Your instructions => Return each line of the records holding the string "structured".

The data =>
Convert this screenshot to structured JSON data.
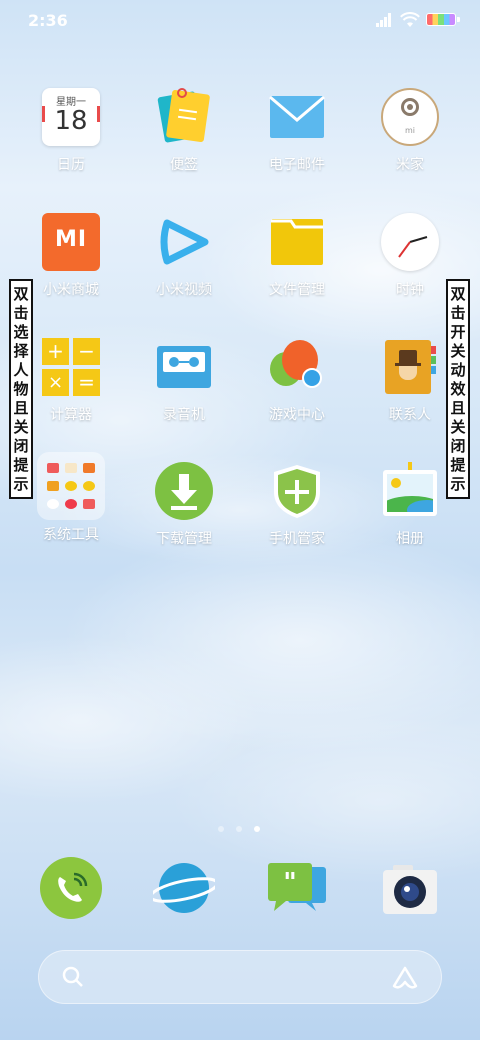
{
  "status_bar": {
    "time": "2:36"
  },
  "calendar_icon": {
    "weekday": "星期一",
    "day": "18"
  },
  "apps": [
    {
      "label": "日历"
    },
    {
      "label": "便签"
    },
    {
      "label": "电子邮件"
    },
    {
      "label": "米家"
    },
    {
      "label": "小米商城"
    },
    {
      "label": "小米视频"
    },
    {
      "label": "文件管理"
    },
    {
      "label": "时钟"
    },
    {
      "label": "计算器"
    },
    {
      "label": "录音机"
    },
    {
      "label": "游戏中心"
    },
    {
      "label": "联系人"
    },
    {
      "label": "系统工具"
    },
    {
      "label": "下载管理"
    },
    {
      "label": "手机管家"
    },
    {
      "label": "相册"
    }
  ],
  "left_note": "双击选择人物且关闭提示",
  "right_note": "双击开关动效且关闭提示",
  "page_indicator": {
    "count": 3,
    "active": 3
  },
  "dock": [
    {
      "icon": "phone-icon"
    },
    {
      "icon": "browser-icon"
    },
    {
      "icon": "messages-icon"
    },
    {
      "icon": "camera-icon"
    }
  ]
}
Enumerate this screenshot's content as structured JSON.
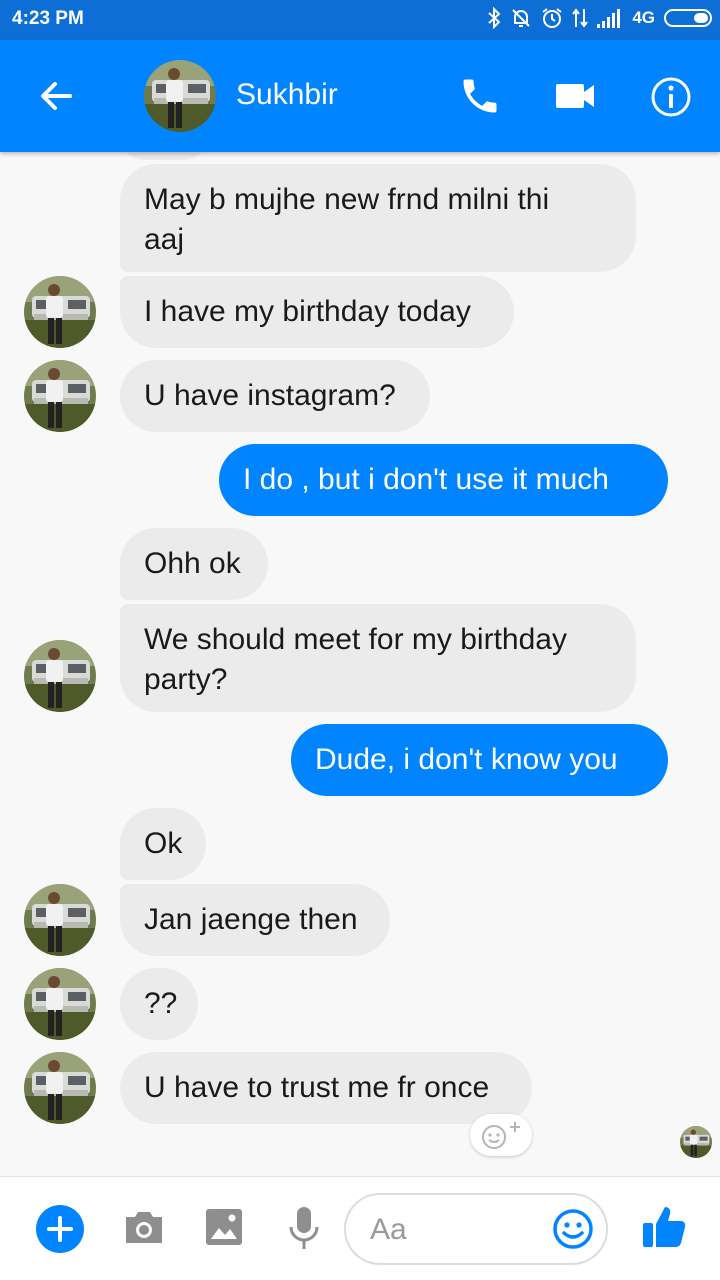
{
  "status_bar": {
    "time": "4:23 PM",
    "network": "4G"
  },
  "header": {
    "contact_name": "Sukhbir",
    "icons": [
      "back-arrow-icon",
      "phone-icon",
      "video-camera-icon",
      "info-icon"
    ]
  },
  "messages": [
    {
      "direction": "received",
      "text_lines": [
        "May b mujhe new frnd milni thi",
        "aaj"
      ],
      "avatar": false
    },
    {
      "direction": "received",
      "text_lines": [
        "I have my birthday today"
      ],
      "avatar": true
    },
    {
      "direction": "received",
      "text_lines": [
        "U have instagram?"
      ],
      "avatar": true
    },
    {
      "direction": "sent",
      "text_lines": [
        "I do ,  but i don't  use it much"
      ]
    },
    {
      "direction": "received",
      "text_lines": [
        "Ohh ok"
      ],
      "avatar": false
    },
    {
      "direction": "received",
      "text_lines": [
        "We should meet for my birthday",
        "party?"
      ],
      "avatar": true
    },
    {
      "direction": "sent",
      "text_lines": [
        "Dude,  i don't  know you"
      ]
    },
    {
      "direction": "received",
      "text_lines": [
        "Ok"
      ],
      "avatar": false
    },
    {
      "direction": "received",
      "text_lines": [
        "Jan jaenge then"
      ],
      "avatar": true
    },
    {
      "direction": "received",
      "text_lines": [
        "??"
      ],
      "avatar": true
    },
    {
      "direction": "received",
      "text_lines": [
        "U have to trust me fr once"
      ],
      "avatar": true
    }
  ],
  "composer": {
    "placeholder": "Aa",
    "icons": [
      "plus-icon",
      "camera-icon",
      "gallery-icon",
      "microphone-icon",
      "emoji-icon",
      "thumbs-up-icon"
    ]
  },
  "colors": {
    "status_bar": "#0d6fd6",
    "header": "#0084ff",
    "sent_bubble": "#0084ff",
    "received_bubble": "#ebebeb",
    "background": "#f8f8f8"
  }
}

Correct answer =>
Convert this screenshot to structured JSON data.
Enumerate this screenshot's content as structured JSON.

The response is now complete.